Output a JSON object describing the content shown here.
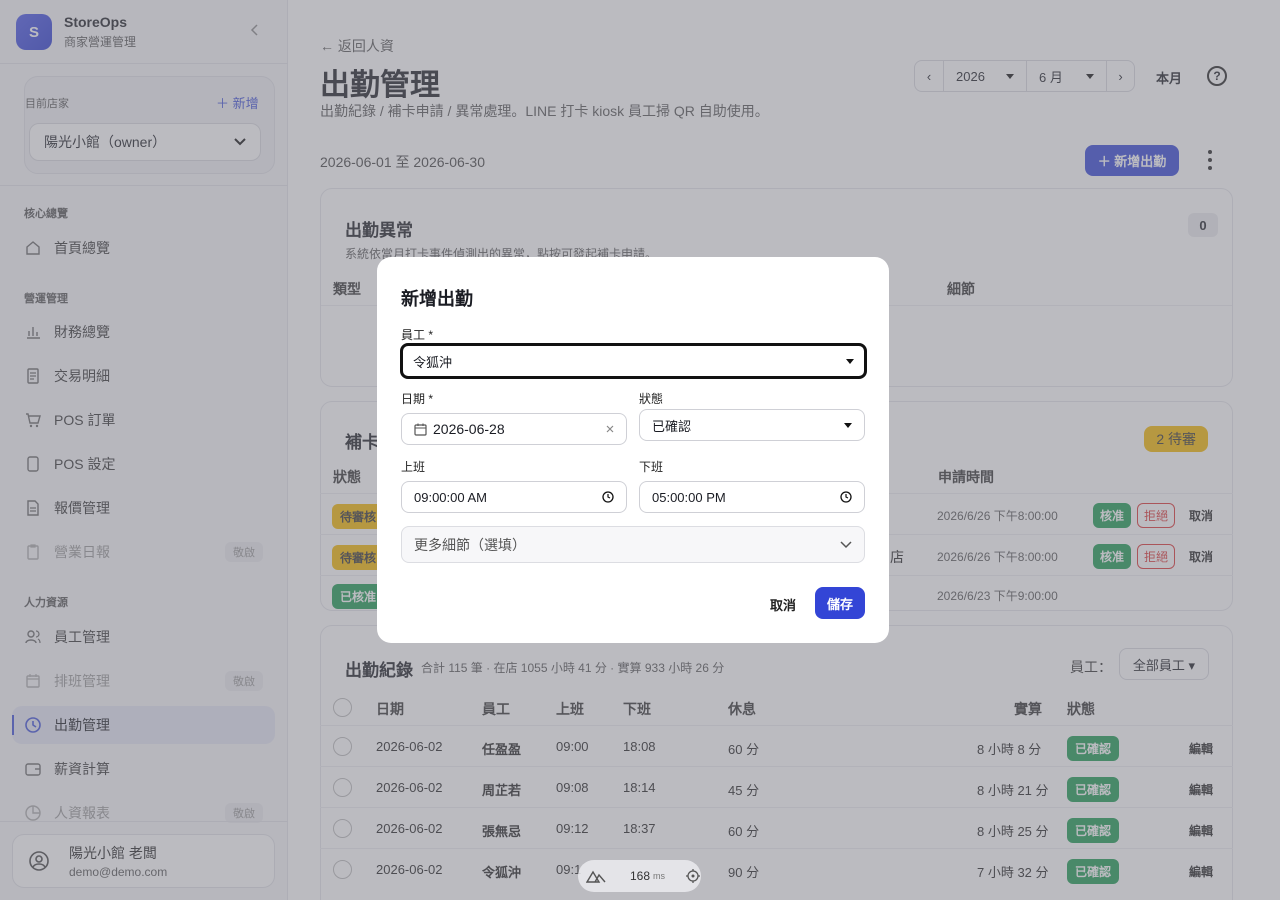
{
  "sidebar": {
    "brand_initial": "S",
    "brand_name": "StoreOps",
    "brand_sub": "商家營運管理",
    "current_store_label": "目前店家",
    "new_store_label": "＋ 新增",
    "store_value": "陽光小館（owner）",
    "sections": {
      "core": "核心總覽",
      "ops": "營運管理",
      "hr": "人力資源"
    },
    "items": {
      "home": "首頁總覽",
      "finance": "財務總覽",
      "transactions": "交易明細",
      "pos_orders": "POS 訂單",
      "pos_settings": "POS 設定",
      "quotes": "報價管理",
      "daily_report": "營業日報",
      "staff": "員工管理",
      "schedule": "排班管理",
      "attendance": "出勤管理",
      "payroll": "薪資計算",
      "hr_report": "人資報表"
    },
    "tag_label": "敬啟",
    "user_name": "陽光小館 老闆",
    "user_email": "demo@demo.com"
  },
  "header": {
    "back": "← 返回人資",
    "title": "出勤管理",
    "subtitle": "出勤紀錄 / 補卡申請 / 異常處理。LINE 打卡 kiosk 員工掃 QR 自助使用。",
    "prev": "‹",
    "year": "2026",
    "month": "6 月",
    "next": "›",
    "this_month": "本月",
    "help": "?",
    "range": "2026-06-01 至 2026-06-30",
    "add_button": "＋ 新增出勤"
  },
  "anomaly": {
    "title": "出勤異常",
    "count": "0",
    "desc": "系統依當月打卡事件偵測出的異常，點按可發起補卡申請。",
    "col_type": "類型",
    "col_detail": "細節"
  },
  "makeup": {
    "title": "補卡",
    "pending": "2 待審",
    "col_status": "狀態",
    "col_time": "申請時間",
    "rows": [
      {
        "status": "待審核",
        "time": "2026/6/26 下午8:00:00",
        "approve": "核准",
        "reject": "拒絕",
        "cancel": "取消",
        "extra": ""
      },
      {
        "status": "待審核",
        "time": "2026/6/26 下午8:00:00",
        "approve": "核准",
        "reject": "拒絕",
        "cancel": "取消",
        "extra": "店"
      },
      {
        "status": "已核准",
        "time": "2026/6/23 下午9:00:00",
        "approve": "",
        "reject": "",
        "cancel": "",
        "extra": ""
      }
    ]
  },
  "records": {
    "title": "出勤紀錄",
    "summary": "合計 115 筆 · 在店 1055 小時 41 分 · 實算 933 小時 26 分",
    "filter_label": "員工：",
    "filter_value": "全部員工 ▾",
    "columns": [
      "日期",
      "員工",
      "上班",
      "下班",
      "休息",
      "實算",
      "狀態"
    ],
    "rows": [
      {
        "date": "2026-06-02",
        "name": "任盈盈",
        "in": "09:00",
        "out": "18:08",
        "rest": "60 分",
        "net": "8 小時 8 分",
        "status": "已確認",
        "edit": "編輯"
      },
      {
        "date": "2026-06-02",
        "name": "周芷若",
        "in": "09:08",
        "out": "18:14",
        "rest": "45 分",
        "net": "8 小時 21 分",
        "status": "已確認",
        "edit": "編輯"
      },
      {
        "date": "2026-06-02",
        "name": "張無忌",
        "in": "09:12",
        "out": "18:37",
        "rest": "60 分",
        "net": "8 小時 25 分",
        "status": "已確認",
        "edit": "編輯"
      },
      {
        "date": "2026-06-02",
        "name": "令狐沖",
        "in": "09:1",
        "out": "",
        "rest": "90 分",
        "net": "7 小時 32 分",
        "status": "已確認",
        "edit": "編輯"
      }
    ]
  },
  "modal": {
    "title": "新增出勤",
    "employee_label": "員工 *",
    "employee_value": "令狐沖",
    "date_label": "日期 *",
    "date_value": "2026-06-28",
    "status_label": "狀態",
    "status_value": "已確認",
    "in_label": "上班",
    "in_value": "09:00:00 AM",
    "out_label": "下班",
    "out_value": "05:00:00 PM",
    "more_label": "更多細節（選填）",
    "cancel": "取消",
    "save": "儲存"
  },
  "devbar": {
    "ms_value": "168",
    "ms_unit": "ms"
  },
  "colors": {
    "accent": "#3345d6",
    "ok": "#1a9b50",
    "pending": "#f5b800",
    "reject": "#dd3333"
  }
}
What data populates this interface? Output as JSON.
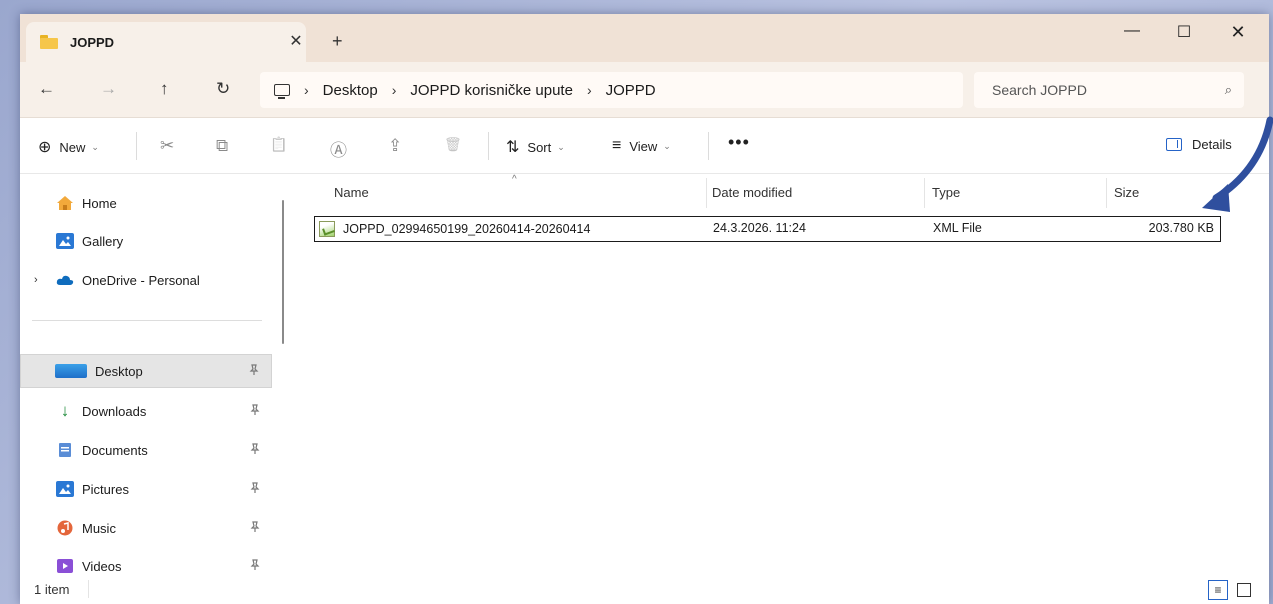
{
  "window": {
    "tab_title": "JOPPD",
    "tab_close": "✕",
    "new_tab": "+",
    "minimize": "—",
    "maximize": "☐",
    "close": "✕"
  },
  "address": {
    "back": "←",
    "forward": "→",
    "up": "↑",
    "refresh": "↻",
    "separator": "›",
    "breadcrumb": [
      "Desktop",
      "JOPPD korisničke upute",
      "JOPPD"
    ],
    "search_placeholder": "Search JOPPD",
    "search_icon": "⌕"
  },
  "toolbar": {
    "new_label": "New",
    "sort_label": "Sort",
    "view_label": "View",
    "more_label": "•••",
    "details_label": "Details",
    "caret": "⌄",
    "icons": {
      "new": "⊕",
      "cut": "✂",
      "copy": "⧉",
      "paste": "📋",
      "rename": "Ⓐ",
      "share": "⇪",
      "delete": "🗑",
      "sort": "⇅",
      "view": "≡"
    }
  },
  "sidebar": {
    "expand": "›",
    "pin": "📌",
    "items": [
      {
        "label": "Home",
        "icon": "home-icon"
      },
      {
        "label": "Gallery",
        "icon": "gallery-icon"
      },
      {
        "label": "OneDrive - Personal",
        "icon": "onedrive-icon"
      },
      {
        "label": "Desktop",
        "icon": "desktop-icon",
        "selected": true
      },
      {
        "label": "Downloads",
        "icon": "downloads-icon"
      },
      {
        "label": "Documents",
        "icon": "documents-icon"
      },
      {
        "label": "Pictures",
        "icon": "pictures-icon"
      },
      {
        "label": "Music",
        "icon": "music-icon"
      },
      {
        "label": "Videos",
        "icon": "videos-icon"
      }
    ]
  },
  "columns": {
    "name": "Name",
    "date": "Date modified",
    "type": "Type",
    "size": "Size",
    "sort_indicator": "^"
  },
  "files": [
    {
      "name": "JOPPD_02994650199_20260414-20260414",
      "date": "24.3.2026. 11:24",
      "type": "XML File",
      "size": "203.780 KB"
    }
  ],
  "status": {
    "item_count": "1 item",
    "details_view": "≡"
  },
  "colors": {
    "titlebar": "#f0e2d6",
    "accent": "#2563c7",
    "annotation_arrow": "#2f4f9e"
  }
}
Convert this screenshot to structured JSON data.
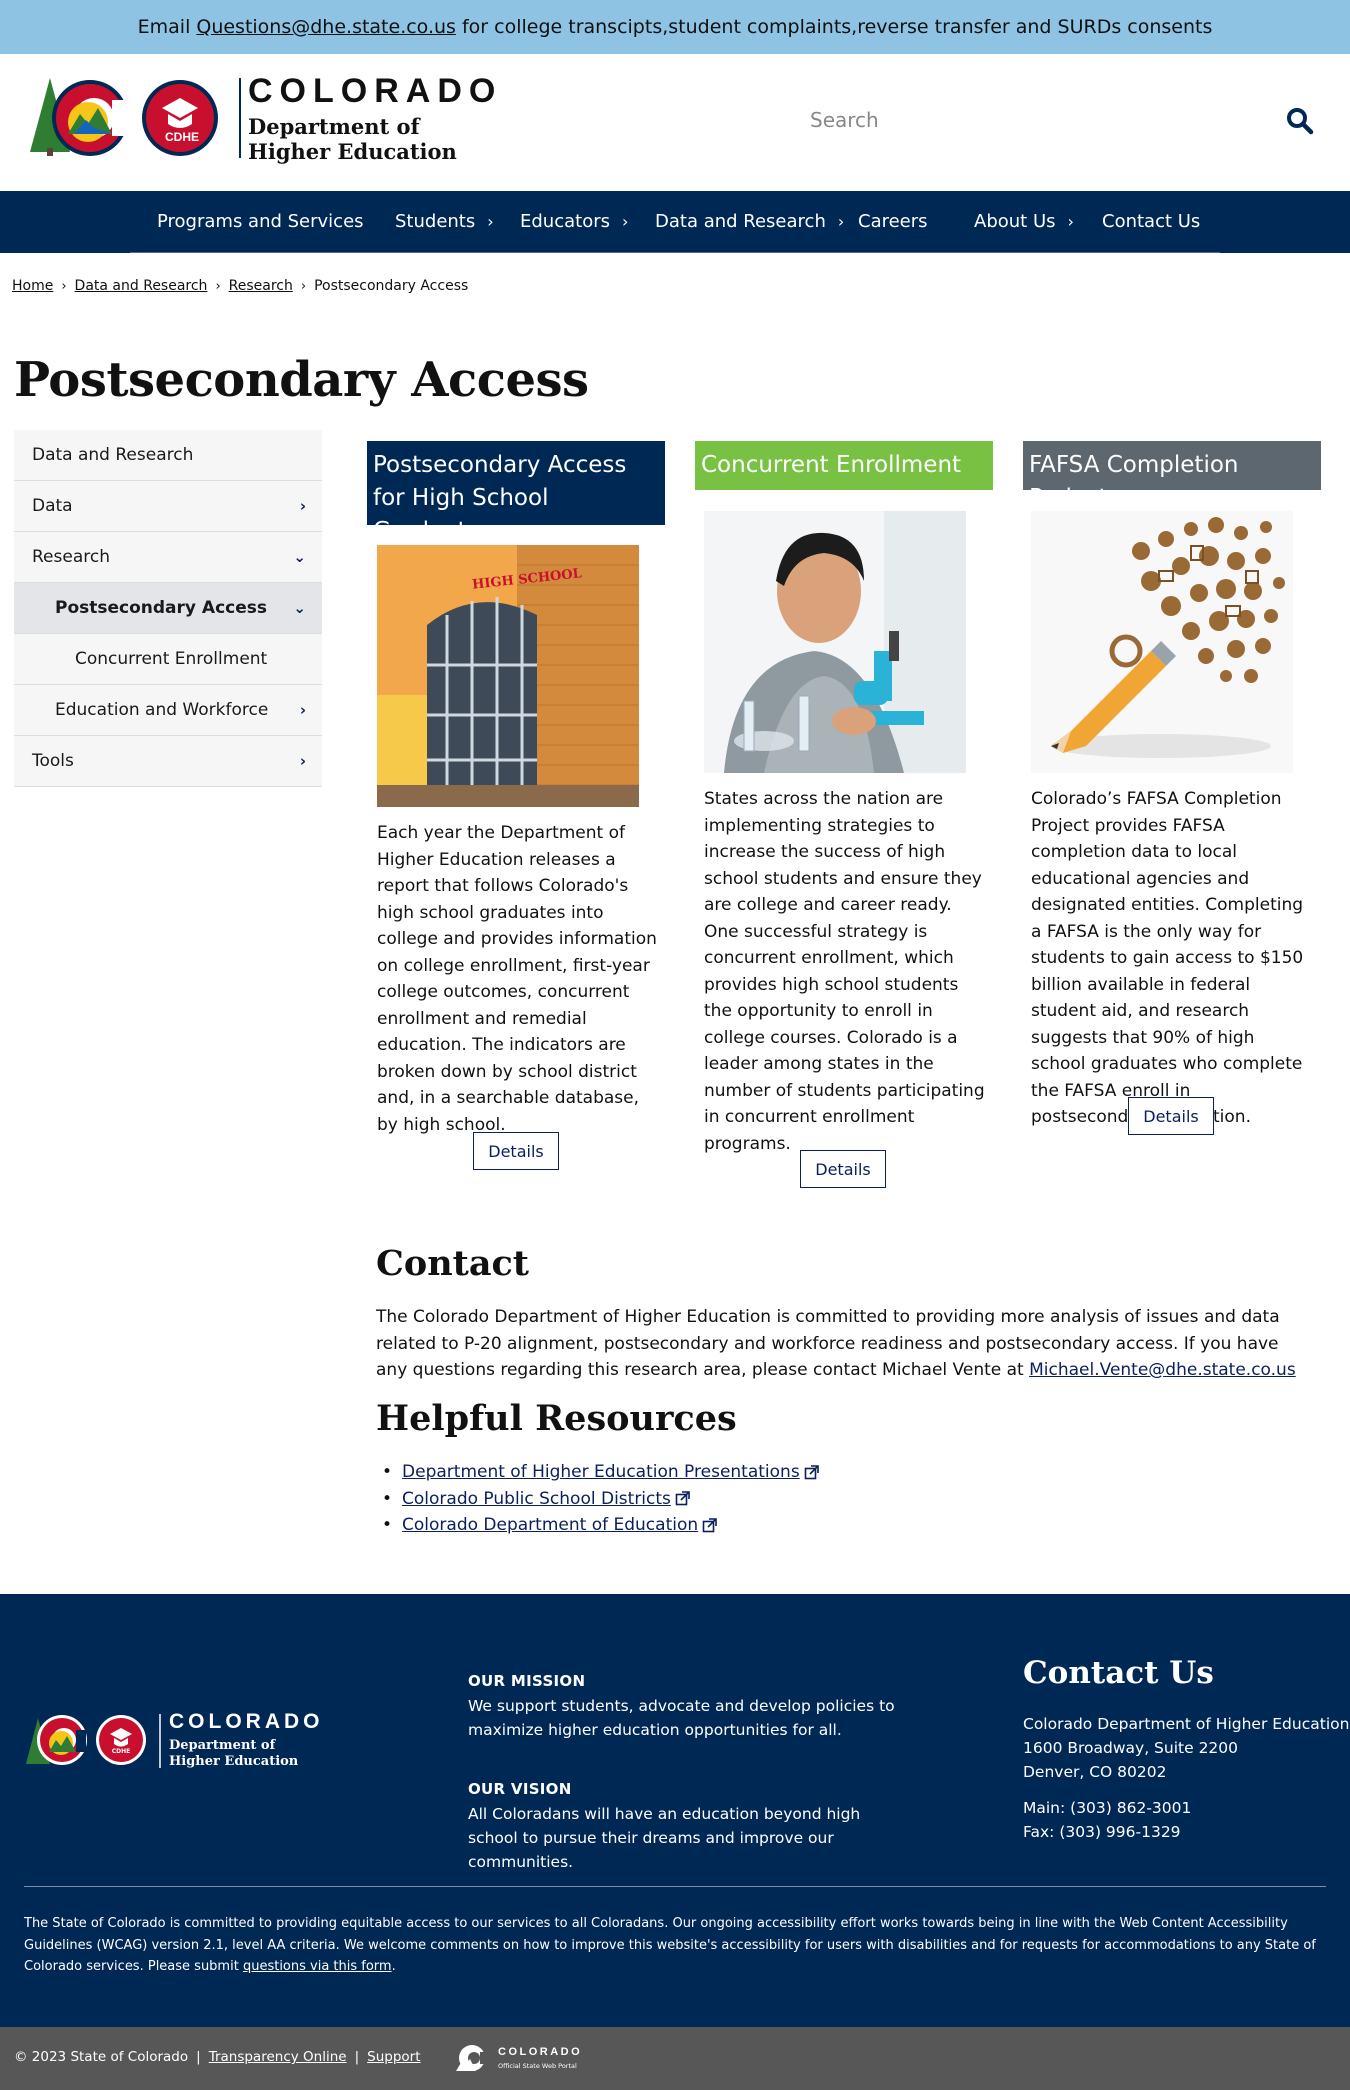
{
  "alert": {
    "prefix": "Email",
    "email": "Questions@dhe.state.co.us",
    "suffix": "for college transcipts,student complaints,reverse transfer and SURDs consents"
  },
  "header": {
    "logo_wordmark": "COLORADO",
    "logo_line1": "Department of",
    "logo_line2": "Higher Education",
    "logo_badge": "CDHE",
    "search_placeholder": "Search"
  },
  "nav": {
    "items": [
      {
        "label": "Programs and Services",
        "has_menu": false
      },
      {
        "label": "Students",
        "has_menu": true
      },
      {
        "label": "Educators",
        "has_menu": true
      },
      {
        "label": "Data and Research",
        "has_menu": true
      },
      {
        "label": "Careers",
        "has_menu": false
      },
      {
        "label": "About Us",
        "has_menu": true
      },
      {
        "label": "Contact Us",
        "has_menu": false
      }
    ],
    "chevron": "›"
  },
  "breadcrumb": {
    "items": [
      "Home",
      "Data and Research",
      "Research",
      "Postsecondary Access"
    ],
    "sep": "›"
  },
  "page_title": "Postsecondary Access",
  "sidenav": {
    "items": [
      {
        "label": "Data and Research",
        "icon": ""
      },
      {
        "label": "Data",
        "icon": "›"
      },
      {
        "label": "Research",
        "icon": "⌄"
      },
      {
        "label": "Postsecondary Access",
        "icon": "⌄"
      },
      {
        "label": "Concurrent Enrollment",
        "icon": ""
      },
      {
        "label": "Education and Workforce",
        "icon": "›"
      },
      {
        "label": "Tools",
        "icon": "›"
      }
    ]
  },
  "cards": [
    {
      "title": "Postsecondary Access for High School Graduates",
      "color": "#002855",
      "image_sign": "HIGH SCHOOL",
      "text": "Each year the Department of Higher Education releases a report that follows Colorado's high school graduates into college and provides information on college enrollment, first-year college outcomes, concurrent enrollment and remedial education. The indicators are broken down by school district and, in a searchable database, by high school.",
      "button": "Details"
    },
    {
      "title": "Concurrent Enrollment",
      "color": "#78c142",
      "text": "States across the nation are implementing strategies to increase the success of high school students and ensure they are college and career ready. One successful strategy is concurrent enrollment, which provides high school students the opportunity to enroll in college courses. Colorado is a leader among states in the number of students participating in concurrent enrollment programs.",
      "button": "Details"
    },
    {
      "title": "FAFSA Completion Project",
      "color": "#5d6770",
      "text": "Colorado’s FAFSA Completion Project provides FAFSA completion data to local educational agencies and designated entities. Completing a FAFSA is the only way for students to gain access to $150 billion available in federal student aid, and research suggests that 90% of high school graduates who complete the FAFSA enroll in postsecondary education.",
      "button": "Details"
    }
  ],
  "contact": {
    "heading": "Contact",
    "text": "The Colorado Department of Higher Education is committed to providing more analysis of issues and data related to P-20 alignment, postsecondary and workforce readiness and postsecondary access. If you have any questions regarding this research area, please contact Michael Vente at",
    "email": "Michael.Vente@dhe.state.co.us"
  },
  "resources": {
    "heading": "Helpful Resources",
    "links": [
      "Department of Higher Education Presentations",
      "Colorado Public School Districts",
      "Colorado Department of Education"
    ]
  },
  "footer": {
    "mission_label": "OUR MISSION",
    "mission_text": "We support students, advocate and develop policies to maximize higher education opportunities for all.",
    "vision_label": "OUR VISION",
    "vision_text": "All Coloradans will have an education beyond high school to pursue their dreams and improve our communities.",
    "contact_heading": "Contact Us",
    "org": "Colorado Department of Higher Education",
    "address1": "1600 Broadway, Suite 2200",
    "address2": "Denver, CO 80202",
    "main": "Main: (303) 862-3001",
    "fax": "Fax: (303) 996-1329",
    "accessibility_text": "The State of Colorado is committed to providing equitable access to our services to all Coloradans. Our ongoing accessibility effort works towards being in line with the Web Content Accessibility Guidelines (WCAG) version 2.1, level AA criteria. We welcome comments on how to improve this website's accessibility for users with disabilities and for requests for accommodations to any State of Colorado services. Please submit",
    "accessibility_link": "questions via this form",
    "accessibility_end": "."
  },
  "bottom_bar": {
    "copyright": "© 2023 State of Colorado",
    "sep": "|",
    "link1": "Transparency Online",
    "link2": "Support",
    "portal_wordmark": "COLORADO",
    "portal_sub": "Official State Web Portal"
  }
}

Directions: Collect each line holding the string "出勤紀錄".

Result for this exercise:
    "subtitle": "出勤紀錄 / 補卡申請 / 異常處理。LINE 打卡 kiosk 員工掃 QR 自助使用。",
    "title": "出勤紀錄",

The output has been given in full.